*Provided records*
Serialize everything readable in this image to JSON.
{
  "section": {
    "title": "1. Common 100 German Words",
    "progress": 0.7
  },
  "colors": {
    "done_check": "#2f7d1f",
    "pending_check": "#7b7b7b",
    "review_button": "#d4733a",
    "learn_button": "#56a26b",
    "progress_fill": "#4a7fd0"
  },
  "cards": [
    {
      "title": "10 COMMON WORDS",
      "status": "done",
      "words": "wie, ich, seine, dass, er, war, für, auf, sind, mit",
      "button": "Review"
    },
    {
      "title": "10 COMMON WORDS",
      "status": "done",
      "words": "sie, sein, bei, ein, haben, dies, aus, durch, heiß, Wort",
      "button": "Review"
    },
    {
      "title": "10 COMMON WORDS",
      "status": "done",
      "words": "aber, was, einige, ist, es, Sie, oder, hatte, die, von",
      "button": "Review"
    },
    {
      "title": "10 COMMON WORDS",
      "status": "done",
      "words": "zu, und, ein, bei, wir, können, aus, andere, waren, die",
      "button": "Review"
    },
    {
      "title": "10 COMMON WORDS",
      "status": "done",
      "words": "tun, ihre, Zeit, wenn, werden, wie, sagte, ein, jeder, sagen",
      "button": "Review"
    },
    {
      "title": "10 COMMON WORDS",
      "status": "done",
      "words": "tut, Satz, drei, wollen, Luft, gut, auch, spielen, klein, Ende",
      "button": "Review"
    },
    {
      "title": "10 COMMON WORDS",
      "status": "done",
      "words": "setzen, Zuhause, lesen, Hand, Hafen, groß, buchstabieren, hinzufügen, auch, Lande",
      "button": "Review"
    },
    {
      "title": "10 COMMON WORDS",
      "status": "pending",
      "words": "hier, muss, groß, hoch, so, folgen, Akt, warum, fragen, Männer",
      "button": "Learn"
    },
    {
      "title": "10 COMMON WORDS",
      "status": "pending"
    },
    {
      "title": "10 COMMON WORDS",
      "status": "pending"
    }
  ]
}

*Brief*
Transcribe the material above word for word.

*Exercise response*
Serialize everything readable in this image to JSON.
{
  "section": {
    "title": "1. Common 100 German Words",
    "progress": 0.7
  },
  "colors": {
    "done_check": "#2f7d1f",
    "pending_check": "#7b7b7b",
    "review_button": "#d4733a",
    "learn_button": "#56a26b",
    "progress_fill": "#4a7fd0"
  },
  "cards": [
    {
      "title": "10 COMMON WORDS",
      "status": "done",
      "words": "wie, ich, seine, dass, er, war, für, auf, sind, mit",
      "button": "Review"
    },
    {
      "title": "10 COMMON WORDS",
      "status": "done",
      "words": "sie, sein, bei, ein, haben, dies, aus, durch, heiß, Wort",
      "button": "Review"
    },
    {
      "title": "10 COMMON WORDS",
      "status": "done",
      "words": "aber, was, einige, ist, es, Sie, oder, hatte, die, von",
      "button": "Review"
    },
    {
      "title": "10 COMMON WORDS",
      "status": "done",
      "words": "zu, und, ein, bei, wir, können, aus, andere, waren, die",
      "button": "Review"
    },
    {
      "title": "10 COMMON WORDS",
      "status": "done",
      "words": "tun, ihre, Zeit, wenn, werden, wie, sagte, ein, jeder, sagen",
      "button": "Review"
    },
    {
      "title": "10 COMMON WORDS",
      "status": "done",
      "words": "tut, Satz, drei, wollen, Luft, gut, auch, spielen, klein, Ende",
      "button": "Review"
    },
    {
      "title": "10 COMMON WORDS",
      "status": "done",
      "words": "setzen, Zuhause, lesen, Hand, Hafen, groß, buchstabieren, hinzufügen, auch, Lande",
      "button": "Review"
    },
    {
      "title": "10 COMMON WORDS",
      "status": "pending",
      "words": "hier, muss, groß, hoch, so, folgen, Akt, warum, fragen, Männer",
      "button": "Learn"
    },
    {
      "title": "10 COMMON WORDS",
      "status": "pending"
    },
    {
      "title": "10 COMMON WORDS",
      "status": "pending"
    }
  ]
}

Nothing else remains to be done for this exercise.